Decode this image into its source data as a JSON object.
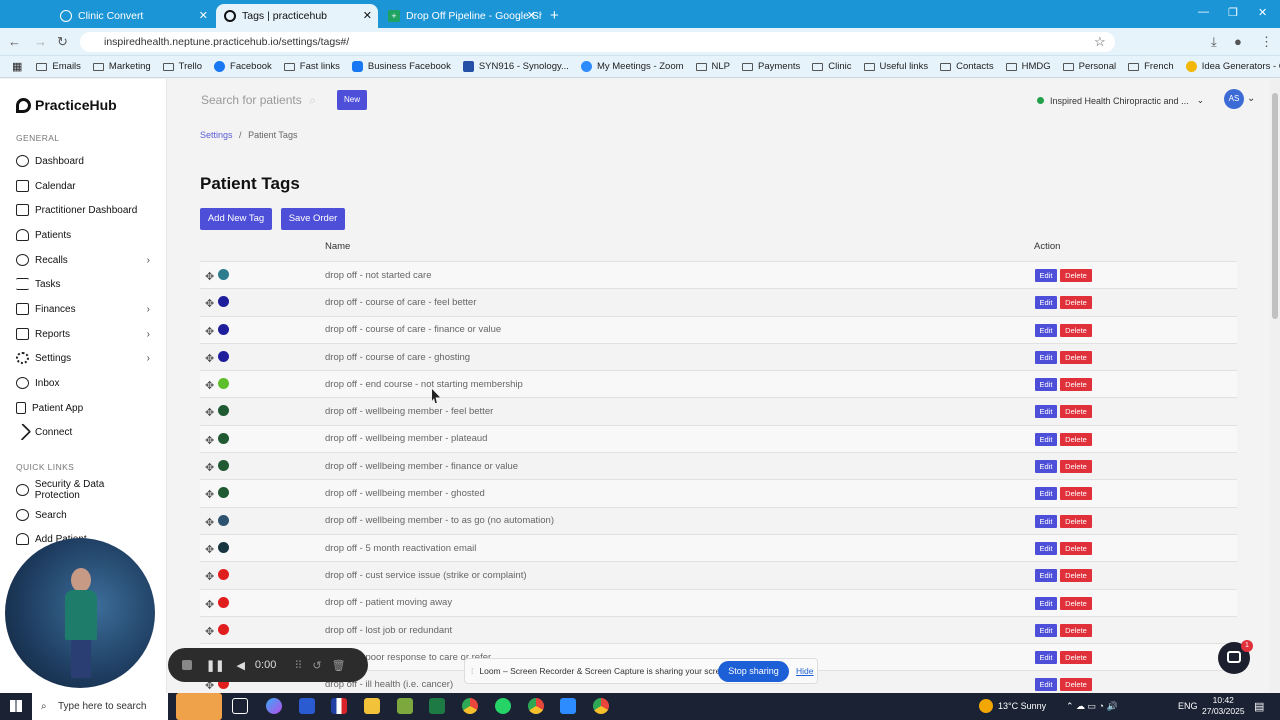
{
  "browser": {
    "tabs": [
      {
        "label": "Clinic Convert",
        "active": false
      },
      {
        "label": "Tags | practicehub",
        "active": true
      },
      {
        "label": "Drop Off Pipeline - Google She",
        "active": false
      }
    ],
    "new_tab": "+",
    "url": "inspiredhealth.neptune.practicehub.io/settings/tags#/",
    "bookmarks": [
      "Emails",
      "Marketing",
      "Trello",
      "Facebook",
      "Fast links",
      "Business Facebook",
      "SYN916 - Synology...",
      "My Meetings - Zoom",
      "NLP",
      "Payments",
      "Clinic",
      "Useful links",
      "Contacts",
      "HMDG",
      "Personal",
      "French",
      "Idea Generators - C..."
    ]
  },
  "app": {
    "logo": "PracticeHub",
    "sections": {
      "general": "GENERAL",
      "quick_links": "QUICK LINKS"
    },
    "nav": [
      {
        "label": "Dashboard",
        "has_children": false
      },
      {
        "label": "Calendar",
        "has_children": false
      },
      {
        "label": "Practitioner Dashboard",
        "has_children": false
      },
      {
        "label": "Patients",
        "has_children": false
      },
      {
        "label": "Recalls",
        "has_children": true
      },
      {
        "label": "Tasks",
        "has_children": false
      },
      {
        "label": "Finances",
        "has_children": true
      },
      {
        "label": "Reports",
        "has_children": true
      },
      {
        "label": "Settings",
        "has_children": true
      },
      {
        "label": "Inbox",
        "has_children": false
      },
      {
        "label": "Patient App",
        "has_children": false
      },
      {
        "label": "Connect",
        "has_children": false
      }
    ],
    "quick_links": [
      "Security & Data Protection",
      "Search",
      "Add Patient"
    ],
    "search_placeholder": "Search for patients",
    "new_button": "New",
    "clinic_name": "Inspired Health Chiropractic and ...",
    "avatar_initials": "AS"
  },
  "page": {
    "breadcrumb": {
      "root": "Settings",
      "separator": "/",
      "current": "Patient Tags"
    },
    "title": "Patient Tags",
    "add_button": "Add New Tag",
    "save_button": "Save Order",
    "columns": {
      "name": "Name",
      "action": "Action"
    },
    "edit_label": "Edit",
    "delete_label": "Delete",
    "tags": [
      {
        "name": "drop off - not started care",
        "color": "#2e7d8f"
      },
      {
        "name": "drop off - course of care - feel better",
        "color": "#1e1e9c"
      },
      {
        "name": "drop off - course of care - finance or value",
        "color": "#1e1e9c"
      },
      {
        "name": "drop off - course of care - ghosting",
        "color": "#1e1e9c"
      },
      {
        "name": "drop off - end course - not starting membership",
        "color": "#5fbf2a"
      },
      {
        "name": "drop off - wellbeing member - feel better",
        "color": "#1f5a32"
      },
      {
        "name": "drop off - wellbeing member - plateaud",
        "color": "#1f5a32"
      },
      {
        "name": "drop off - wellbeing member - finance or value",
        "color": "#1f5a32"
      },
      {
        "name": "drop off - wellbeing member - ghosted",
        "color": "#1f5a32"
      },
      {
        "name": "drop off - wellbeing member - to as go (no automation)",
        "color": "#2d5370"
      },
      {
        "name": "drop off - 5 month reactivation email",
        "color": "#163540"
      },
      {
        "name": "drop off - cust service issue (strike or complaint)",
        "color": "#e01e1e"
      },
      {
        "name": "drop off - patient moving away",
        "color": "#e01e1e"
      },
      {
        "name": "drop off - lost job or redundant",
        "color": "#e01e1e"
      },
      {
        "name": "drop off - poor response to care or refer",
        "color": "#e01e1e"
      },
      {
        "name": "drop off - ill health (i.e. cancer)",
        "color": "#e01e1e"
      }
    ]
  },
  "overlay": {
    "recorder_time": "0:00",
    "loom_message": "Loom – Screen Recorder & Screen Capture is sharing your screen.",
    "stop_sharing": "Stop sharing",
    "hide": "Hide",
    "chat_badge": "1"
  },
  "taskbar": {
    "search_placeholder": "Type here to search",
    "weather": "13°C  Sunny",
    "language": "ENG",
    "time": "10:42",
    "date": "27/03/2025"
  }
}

--

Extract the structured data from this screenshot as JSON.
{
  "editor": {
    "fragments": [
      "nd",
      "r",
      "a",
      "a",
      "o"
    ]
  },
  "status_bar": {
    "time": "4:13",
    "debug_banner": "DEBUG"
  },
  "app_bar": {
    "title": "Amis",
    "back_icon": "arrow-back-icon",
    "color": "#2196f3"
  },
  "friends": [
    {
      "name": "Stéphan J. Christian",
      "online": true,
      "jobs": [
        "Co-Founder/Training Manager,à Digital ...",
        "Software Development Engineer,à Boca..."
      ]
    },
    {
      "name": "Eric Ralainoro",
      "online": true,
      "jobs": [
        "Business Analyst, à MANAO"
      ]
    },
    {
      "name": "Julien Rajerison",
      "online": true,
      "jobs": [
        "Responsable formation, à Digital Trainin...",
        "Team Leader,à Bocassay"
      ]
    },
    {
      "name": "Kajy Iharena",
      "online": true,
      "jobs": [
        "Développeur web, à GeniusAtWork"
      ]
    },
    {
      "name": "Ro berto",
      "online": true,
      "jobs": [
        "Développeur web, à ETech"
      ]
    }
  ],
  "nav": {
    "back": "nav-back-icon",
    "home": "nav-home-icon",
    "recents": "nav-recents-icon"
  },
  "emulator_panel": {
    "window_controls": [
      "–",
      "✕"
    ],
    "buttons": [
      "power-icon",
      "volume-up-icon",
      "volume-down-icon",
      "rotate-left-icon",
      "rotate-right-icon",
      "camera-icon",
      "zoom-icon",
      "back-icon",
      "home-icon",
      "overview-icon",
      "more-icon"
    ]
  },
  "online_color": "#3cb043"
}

### Exercise description
Determine how many lines of the data above contain the string "back", and answer with the number only.

### Task output
3